Find and copy every line in the records that includes the string "title".

* Start AVAILABLE RECORDS *

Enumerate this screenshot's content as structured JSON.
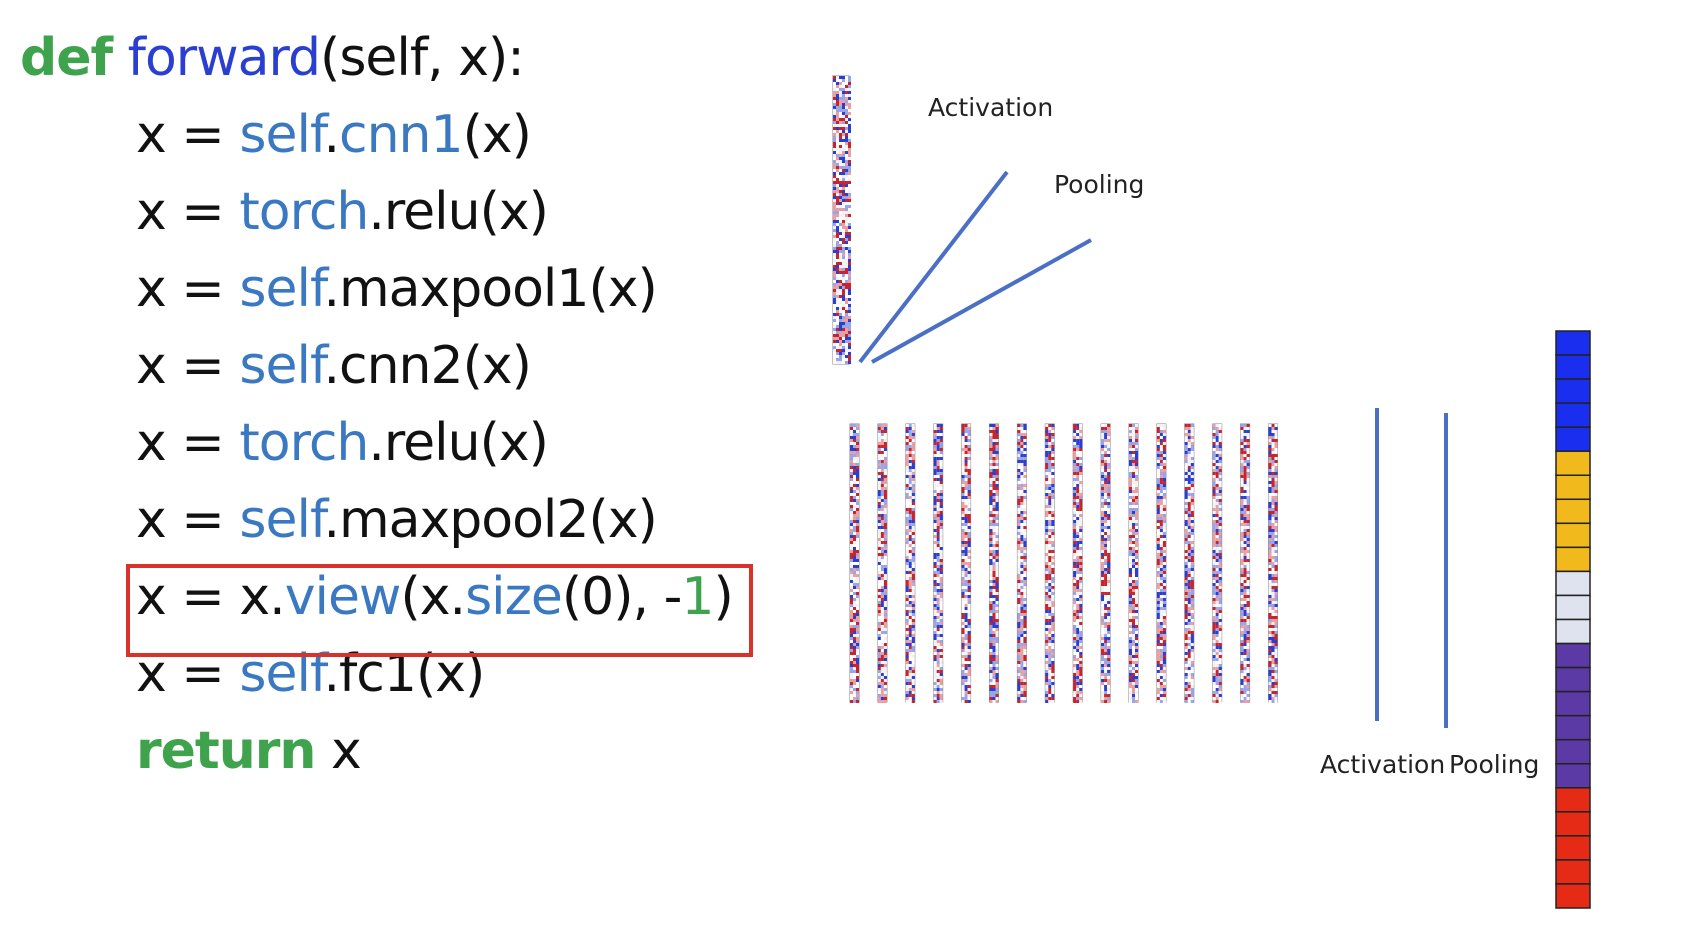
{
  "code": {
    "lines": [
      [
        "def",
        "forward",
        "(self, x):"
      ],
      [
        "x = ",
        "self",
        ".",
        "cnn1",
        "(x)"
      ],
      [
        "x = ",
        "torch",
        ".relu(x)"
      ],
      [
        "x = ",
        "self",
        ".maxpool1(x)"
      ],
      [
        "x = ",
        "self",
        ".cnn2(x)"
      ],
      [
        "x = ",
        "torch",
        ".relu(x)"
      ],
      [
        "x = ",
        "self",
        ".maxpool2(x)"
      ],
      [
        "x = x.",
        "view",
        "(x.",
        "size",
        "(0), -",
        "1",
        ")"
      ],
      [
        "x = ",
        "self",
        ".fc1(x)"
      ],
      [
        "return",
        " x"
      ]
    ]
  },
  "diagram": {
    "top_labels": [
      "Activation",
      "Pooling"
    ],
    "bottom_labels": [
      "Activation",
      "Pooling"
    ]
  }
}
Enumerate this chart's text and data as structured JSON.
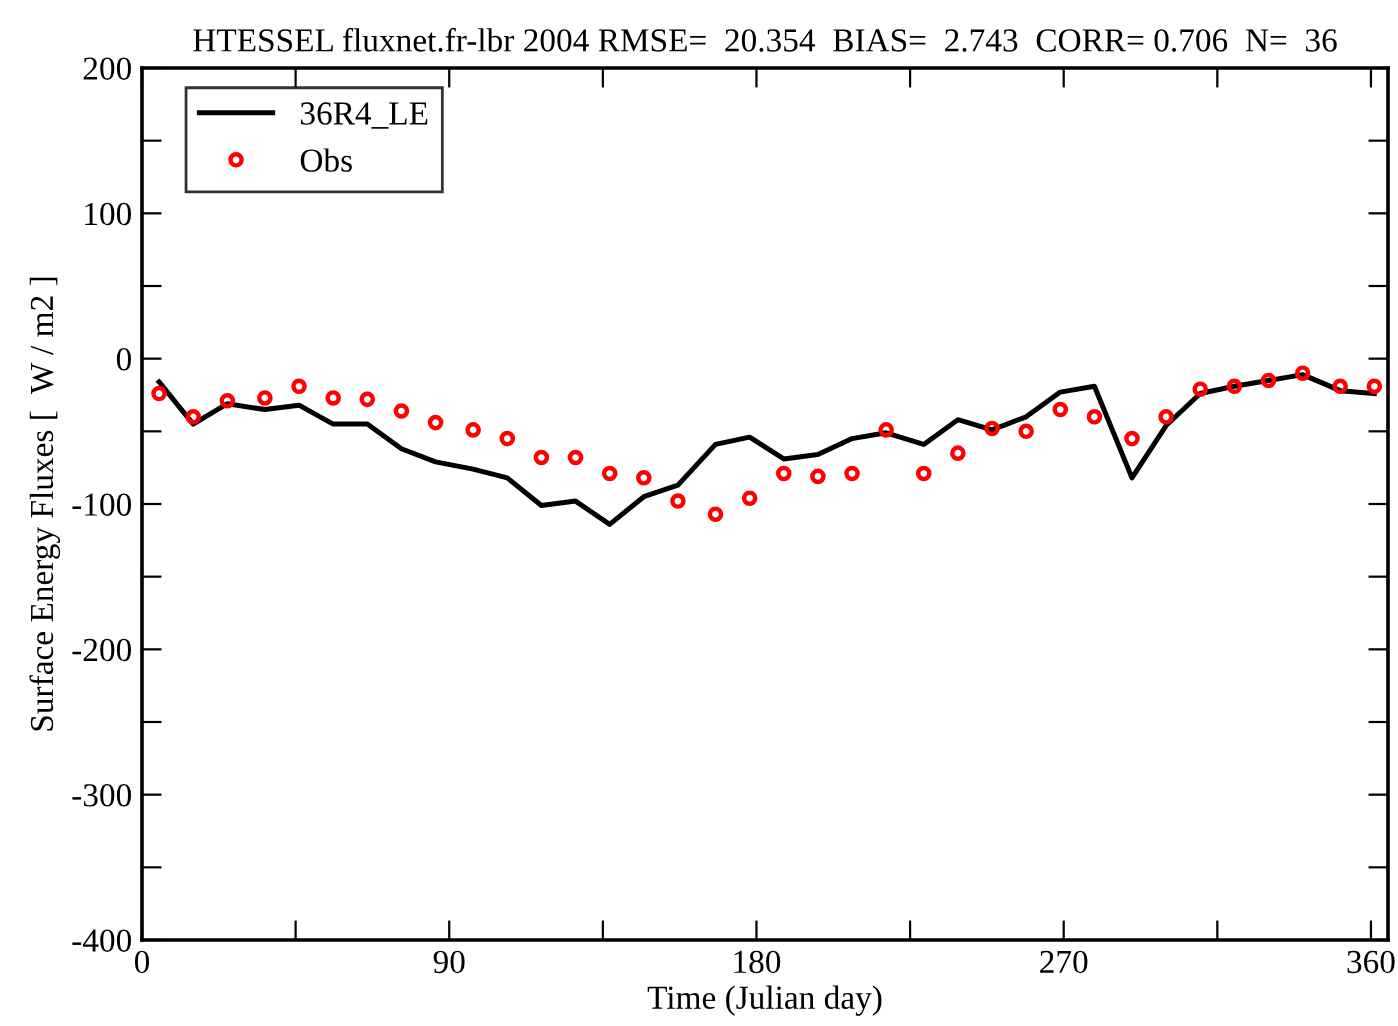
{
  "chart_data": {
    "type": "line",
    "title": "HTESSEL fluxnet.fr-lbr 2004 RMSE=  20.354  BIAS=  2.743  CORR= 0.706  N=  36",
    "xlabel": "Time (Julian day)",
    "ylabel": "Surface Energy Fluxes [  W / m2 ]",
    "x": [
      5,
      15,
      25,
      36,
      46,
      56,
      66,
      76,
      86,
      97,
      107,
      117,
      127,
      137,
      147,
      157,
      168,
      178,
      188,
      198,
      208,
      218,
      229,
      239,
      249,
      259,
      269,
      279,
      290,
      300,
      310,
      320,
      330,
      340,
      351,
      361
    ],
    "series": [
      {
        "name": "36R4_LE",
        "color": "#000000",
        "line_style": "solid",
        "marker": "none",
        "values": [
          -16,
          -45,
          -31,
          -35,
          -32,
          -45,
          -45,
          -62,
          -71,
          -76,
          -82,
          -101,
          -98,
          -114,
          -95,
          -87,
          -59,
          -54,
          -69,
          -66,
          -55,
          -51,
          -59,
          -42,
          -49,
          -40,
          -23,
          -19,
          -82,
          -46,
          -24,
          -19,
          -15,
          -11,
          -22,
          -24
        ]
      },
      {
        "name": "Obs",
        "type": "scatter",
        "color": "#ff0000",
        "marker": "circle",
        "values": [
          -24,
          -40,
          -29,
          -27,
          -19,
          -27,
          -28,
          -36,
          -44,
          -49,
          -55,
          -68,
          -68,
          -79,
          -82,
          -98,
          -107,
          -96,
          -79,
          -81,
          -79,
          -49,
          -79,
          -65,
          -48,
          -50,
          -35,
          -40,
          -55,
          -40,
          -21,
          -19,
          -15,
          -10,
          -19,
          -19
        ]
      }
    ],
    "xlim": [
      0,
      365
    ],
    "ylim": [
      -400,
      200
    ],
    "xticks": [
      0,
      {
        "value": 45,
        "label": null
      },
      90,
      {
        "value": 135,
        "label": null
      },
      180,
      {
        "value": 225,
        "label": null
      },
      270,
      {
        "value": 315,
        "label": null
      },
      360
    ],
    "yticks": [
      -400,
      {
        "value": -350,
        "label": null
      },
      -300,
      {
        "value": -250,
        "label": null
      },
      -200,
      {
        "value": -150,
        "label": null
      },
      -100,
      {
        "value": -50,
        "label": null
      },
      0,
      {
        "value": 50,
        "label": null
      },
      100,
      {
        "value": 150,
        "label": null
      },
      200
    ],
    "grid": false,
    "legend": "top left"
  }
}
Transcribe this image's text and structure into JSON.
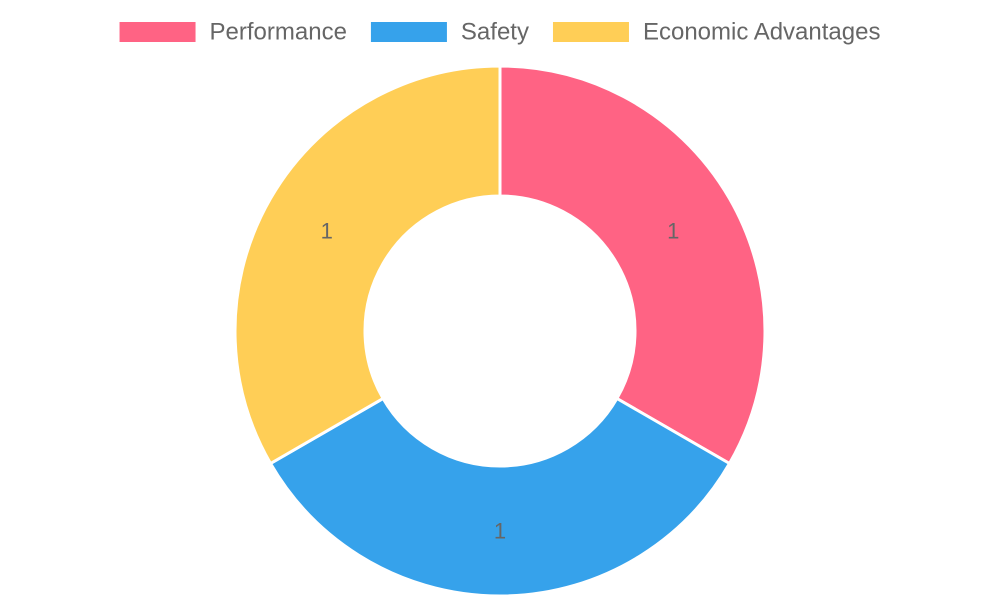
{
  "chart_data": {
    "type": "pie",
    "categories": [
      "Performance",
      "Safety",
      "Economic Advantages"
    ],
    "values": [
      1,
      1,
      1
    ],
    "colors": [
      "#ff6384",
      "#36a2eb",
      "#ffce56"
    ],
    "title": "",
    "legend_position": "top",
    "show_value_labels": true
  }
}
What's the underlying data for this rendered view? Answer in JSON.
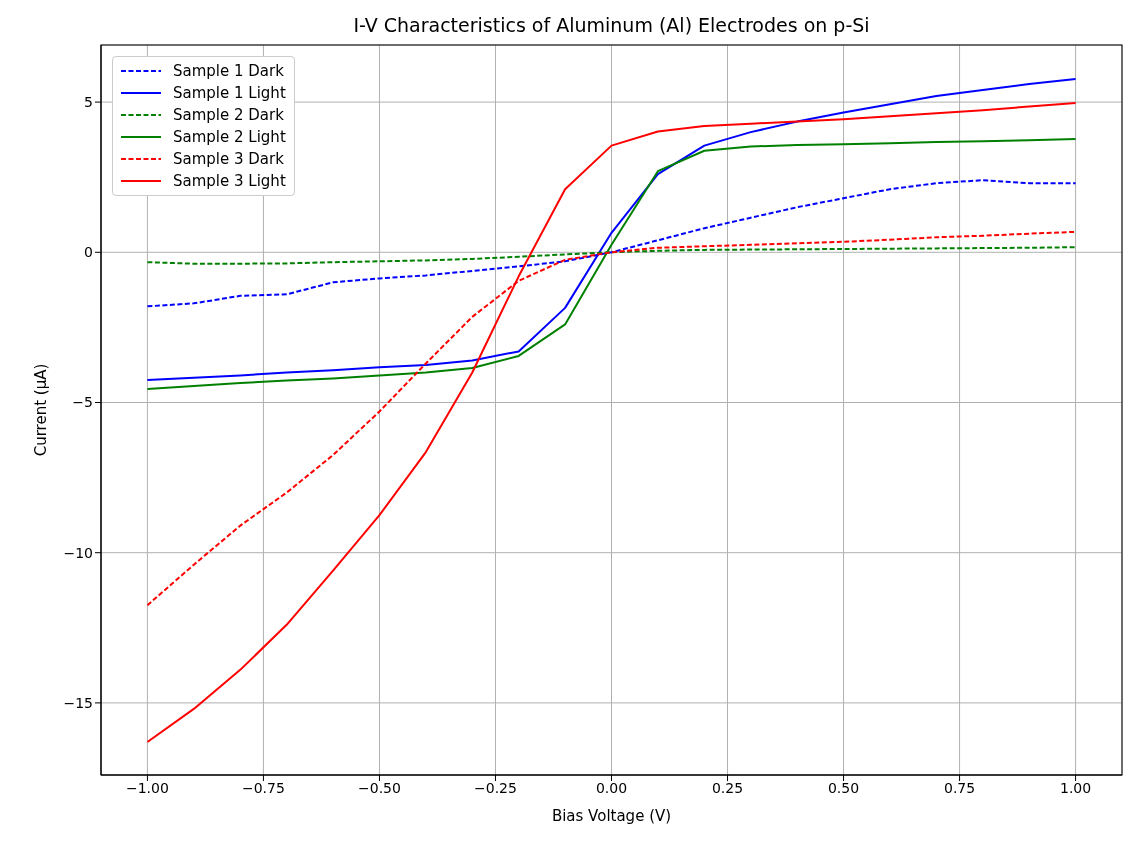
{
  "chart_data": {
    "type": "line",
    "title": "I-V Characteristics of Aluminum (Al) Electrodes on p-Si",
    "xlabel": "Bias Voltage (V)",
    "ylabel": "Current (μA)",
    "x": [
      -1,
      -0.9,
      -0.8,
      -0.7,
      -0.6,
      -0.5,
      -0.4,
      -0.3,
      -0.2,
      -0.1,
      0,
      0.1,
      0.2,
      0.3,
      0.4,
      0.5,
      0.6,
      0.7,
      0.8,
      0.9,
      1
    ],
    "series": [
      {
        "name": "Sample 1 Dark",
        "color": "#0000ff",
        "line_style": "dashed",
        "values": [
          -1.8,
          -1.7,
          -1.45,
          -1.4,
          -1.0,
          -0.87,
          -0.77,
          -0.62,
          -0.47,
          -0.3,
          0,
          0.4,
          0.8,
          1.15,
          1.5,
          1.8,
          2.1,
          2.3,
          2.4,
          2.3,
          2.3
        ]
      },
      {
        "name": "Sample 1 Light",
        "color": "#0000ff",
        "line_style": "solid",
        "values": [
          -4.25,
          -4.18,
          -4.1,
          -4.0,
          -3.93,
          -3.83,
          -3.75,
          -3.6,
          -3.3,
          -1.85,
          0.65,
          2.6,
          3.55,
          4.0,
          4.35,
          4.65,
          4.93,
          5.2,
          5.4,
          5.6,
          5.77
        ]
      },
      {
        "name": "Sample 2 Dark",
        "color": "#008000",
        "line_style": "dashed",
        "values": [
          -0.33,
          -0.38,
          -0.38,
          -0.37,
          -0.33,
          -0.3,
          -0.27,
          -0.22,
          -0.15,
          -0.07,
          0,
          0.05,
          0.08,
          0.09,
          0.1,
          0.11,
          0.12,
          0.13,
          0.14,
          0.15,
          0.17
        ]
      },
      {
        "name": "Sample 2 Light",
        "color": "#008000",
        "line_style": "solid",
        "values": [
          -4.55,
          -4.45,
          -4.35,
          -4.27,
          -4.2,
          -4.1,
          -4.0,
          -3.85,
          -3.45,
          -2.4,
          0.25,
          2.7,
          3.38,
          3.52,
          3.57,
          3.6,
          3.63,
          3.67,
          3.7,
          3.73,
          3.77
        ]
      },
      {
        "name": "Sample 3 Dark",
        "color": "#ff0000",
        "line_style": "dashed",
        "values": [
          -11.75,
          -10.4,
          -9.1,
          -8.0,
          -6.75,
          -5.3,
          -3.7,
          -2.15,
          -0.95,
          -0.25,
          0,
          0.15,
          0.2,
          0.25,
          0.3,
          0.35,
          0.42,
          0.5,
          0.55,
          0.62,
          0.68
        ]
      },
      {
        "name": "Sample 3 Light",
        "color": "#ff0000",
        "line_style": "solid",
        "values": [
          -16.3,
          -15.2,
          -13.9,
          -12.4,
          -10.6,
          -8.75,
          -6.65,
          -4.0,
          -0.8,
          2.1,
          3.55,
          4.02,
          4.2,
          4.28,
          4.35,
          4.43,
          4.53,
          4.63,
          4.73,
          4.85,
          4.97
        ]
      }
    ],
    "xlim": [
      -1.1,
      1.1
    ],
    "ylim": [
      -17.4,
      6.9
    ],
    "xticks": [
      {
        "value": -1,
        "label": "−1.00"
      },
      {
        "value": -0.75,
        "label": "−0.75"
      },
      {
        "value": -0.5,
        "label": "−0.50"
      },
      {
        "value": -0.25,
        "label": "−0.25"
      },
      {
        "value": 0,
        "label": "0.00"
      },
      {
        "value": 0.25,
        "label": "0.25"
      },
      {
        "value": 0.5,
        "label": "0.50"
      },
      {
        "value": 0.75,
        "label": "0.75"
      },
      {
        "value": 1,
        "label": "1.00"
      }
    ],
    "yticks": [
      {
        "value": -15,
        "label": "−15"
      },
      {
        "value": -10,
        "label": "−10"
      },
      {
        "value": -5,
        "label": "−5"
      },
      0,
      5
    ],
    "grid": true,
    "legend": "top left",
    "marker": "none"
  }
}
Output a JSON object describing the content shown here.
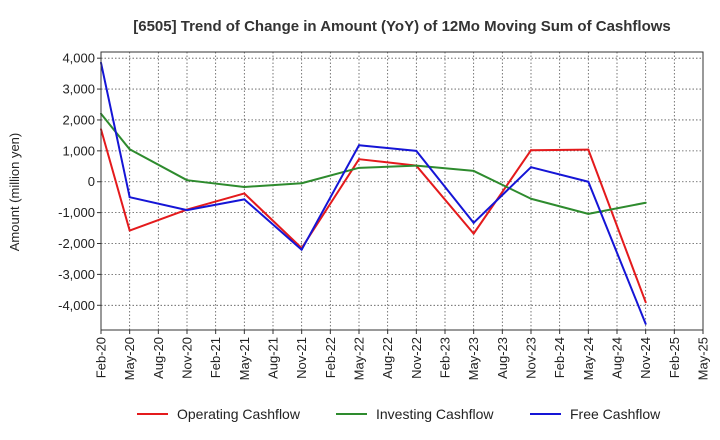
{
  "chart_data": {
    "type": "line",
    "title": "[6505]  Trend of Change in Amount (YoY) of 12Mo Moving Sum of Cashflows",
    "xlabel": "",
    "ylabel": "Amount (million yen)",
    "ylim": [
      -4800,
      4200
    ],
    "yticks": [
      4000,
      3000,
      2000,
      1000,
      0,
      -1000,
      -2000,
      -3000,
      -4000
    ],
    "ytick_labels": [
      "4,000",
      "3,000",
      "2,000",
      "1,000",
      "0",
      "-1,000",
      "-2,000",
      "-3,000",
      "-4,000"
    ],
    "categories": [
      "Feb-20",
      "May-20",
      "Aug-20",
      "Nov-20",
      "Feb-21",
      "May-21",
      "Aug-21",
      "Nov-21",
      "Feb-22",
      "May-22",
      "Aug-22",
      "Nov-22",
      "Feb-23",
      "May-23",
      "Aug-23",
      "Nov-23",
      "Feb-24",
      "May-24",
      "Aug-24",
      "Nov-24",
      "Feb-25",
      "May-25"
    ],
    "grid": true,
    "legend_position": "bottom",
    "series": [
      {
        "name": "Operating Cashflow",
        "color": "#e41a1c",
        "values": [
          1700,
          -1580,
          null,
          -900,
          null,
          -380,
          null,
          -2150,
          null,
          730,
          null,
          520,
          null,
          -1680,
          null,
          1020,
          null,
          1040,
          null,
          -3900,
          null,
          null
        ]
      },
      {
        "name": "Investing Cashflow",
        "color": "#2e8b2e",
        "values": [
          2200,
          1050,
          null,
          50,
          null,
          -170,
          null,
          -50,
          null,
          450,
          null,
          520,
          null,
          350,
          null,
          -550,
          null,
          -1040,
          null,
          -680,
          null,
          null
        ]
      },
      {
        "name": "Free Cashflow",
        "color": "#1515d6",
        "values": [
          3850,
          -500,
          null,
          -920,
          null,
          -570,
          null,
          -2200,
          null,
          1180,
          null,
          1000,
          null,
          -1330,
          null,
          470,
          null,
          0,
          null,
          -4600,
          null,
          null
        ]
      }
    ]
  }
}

* End AVAILABLE RECORDS *

● EXPECTED ANSWER
    "title": "HTESSEL fluxnet.fr-lbr 2004 RMSE=  20.354  BIAS=  2.743  CORR= 0.706  N=  36",
    "title": "",
    "title": "I-V Characteristics of Aluminum (Al) Electrodes on p-Si",
    "title": "[6505]  Trend of Change in Amount (YoY) of 12Mo Moving Sum of Cashflows",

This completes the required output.